(Dataset items)
-------------------------

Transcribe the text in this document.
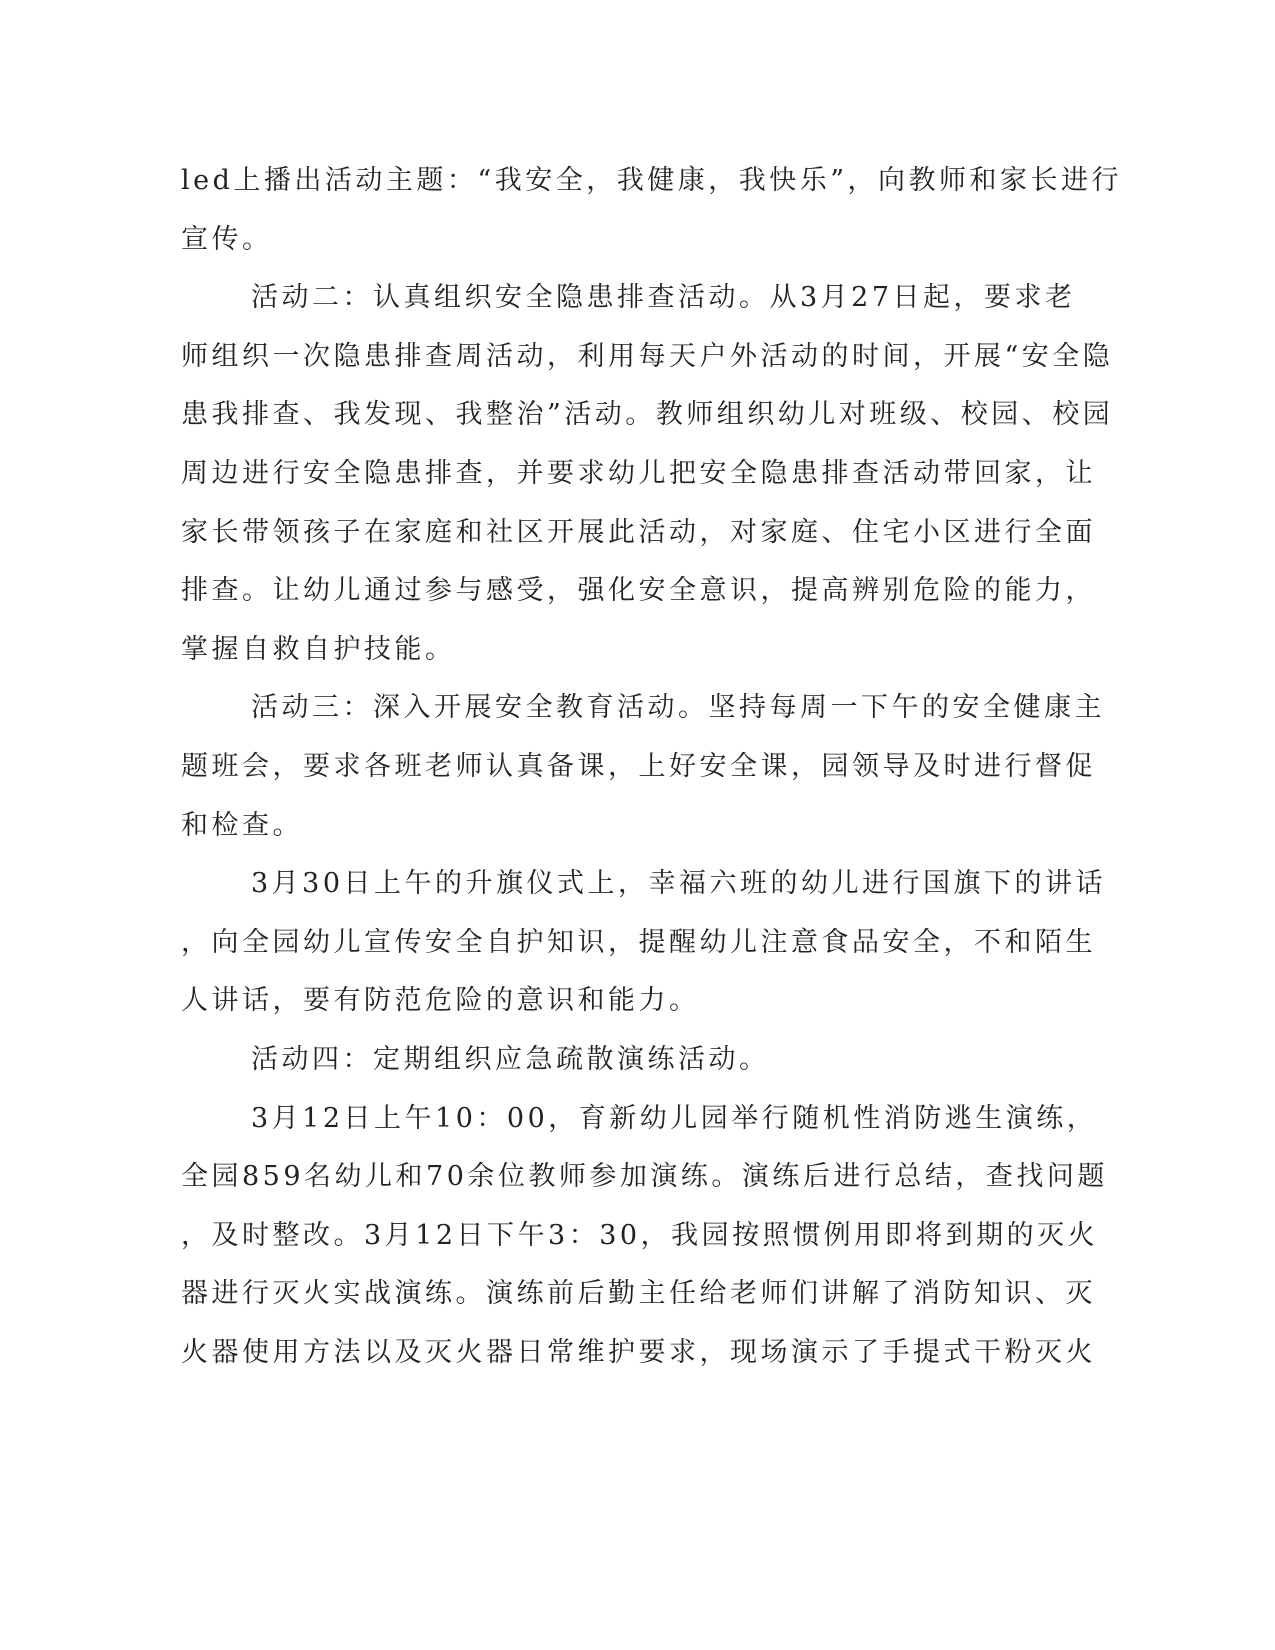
led上播出活动主题：“我安全，我健康，我快乐”，向教师和家长进行
宣传。
活动二：认真组织安全隐患排查活动。从3月27日起，要求老
师组织一次隐患排查周活动，利用每天户外活动的时间，开展“安全隐
患我排查、我发现、我整治”活动。教师组织幼儿对班级、校园、校园
周边进行安全隐患排查，并要求幼儿把安全隐患排查活动带回家，让
家长带领孩子在家庭和社区开展此活动，对家庭、住宅小区进行全面
排查。让幼儿通过参与感受，强化安全意识，提高辨别危险的能力，
掌握自救自护技能。
活动三：深入开展安全教育活动。坚持每周一下午的安全健康主
题班会，要求各班老师认真备课，上好安全课，园领导及时进行督促
和检查。
3月30日上午的升旗仪式上，幸福六班的幼儿进行国旗下的讲话
，向全园幼儿宣传安全自护知识，提醒幼儿注意食品安全，不和陌生
人讲话，要有防范危险的意识和能力。
活动四：定期组织应急疏散演练活动。
3月12日上午10：00，育新幼儿园举行随机性消防逃生演练，
全园859名幼儿和70余位教师参加演练。演练后进行总结，查找问题
，及时整改。3月12日下午3：30，我园按照惯例用即将到期的灭火
器进行灭火实战演练。演练前后勤主任给老师们讲解了消防知识、灭
火器使用方法以及灭火器日常维护要求，现场演示了手提式干粉灭火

-------------------------

Write out the material above again, word for word, minus its pictures.

→ **Output for this task**
Transcribe the text in this document.
led上播出活动主题：“我安全，我健康，我快乐”，向教师和家长进行
宣传。
活动二：认真组织安全隐患排查活动。从3月27日起，要求老
师组织一次隐患排查周活动，利用每天户外活动的时间，开展“安全隐
患我排查、我发现、我整治”活动。教师组织幼儿对班级、校园、校园
周边进行安全隐患排查，并要求幼儿把安全隐患排查活动带回家，让
家长带领孩子在家庭和社区开展此活动，对家庭、住宅小区进行全面
排查。让幼儿通过参与感受，强化安全意识，提高辨别危险的能力，
掌握自救自护技能。
活动三：深入开展安全教育活动。坚持每周一下午的安全健康主
题班会，要求各班老师认真备课，上好安全课，园领导及时进行督促
和检查。
3月30日上午的升旗仪式上，幸福六班的幼儿进行国旗下的讲话
，向全园幼儿宣传安全自护知识，提醒幼儿注意食品安全，不和陌生
人讲话，要有防范危险的意识和能力。
活动四：定期组织应急疏散演练活动。
3月12日上午10：00，育新幼儿园举行随机性消防逃生演练，
全园859名幼儿和70余位教师参加演练。演练后进行总结，查找问题
，及时整改。3月12日下午3：30，我园按照惯例用即将到期的灭火
器进行灭火实战演练。演练前后勤主任给老师们讲解了消防知识、灭
火器使用方法以及灭火器日常维护要求，现场演示了手提式干粉灭火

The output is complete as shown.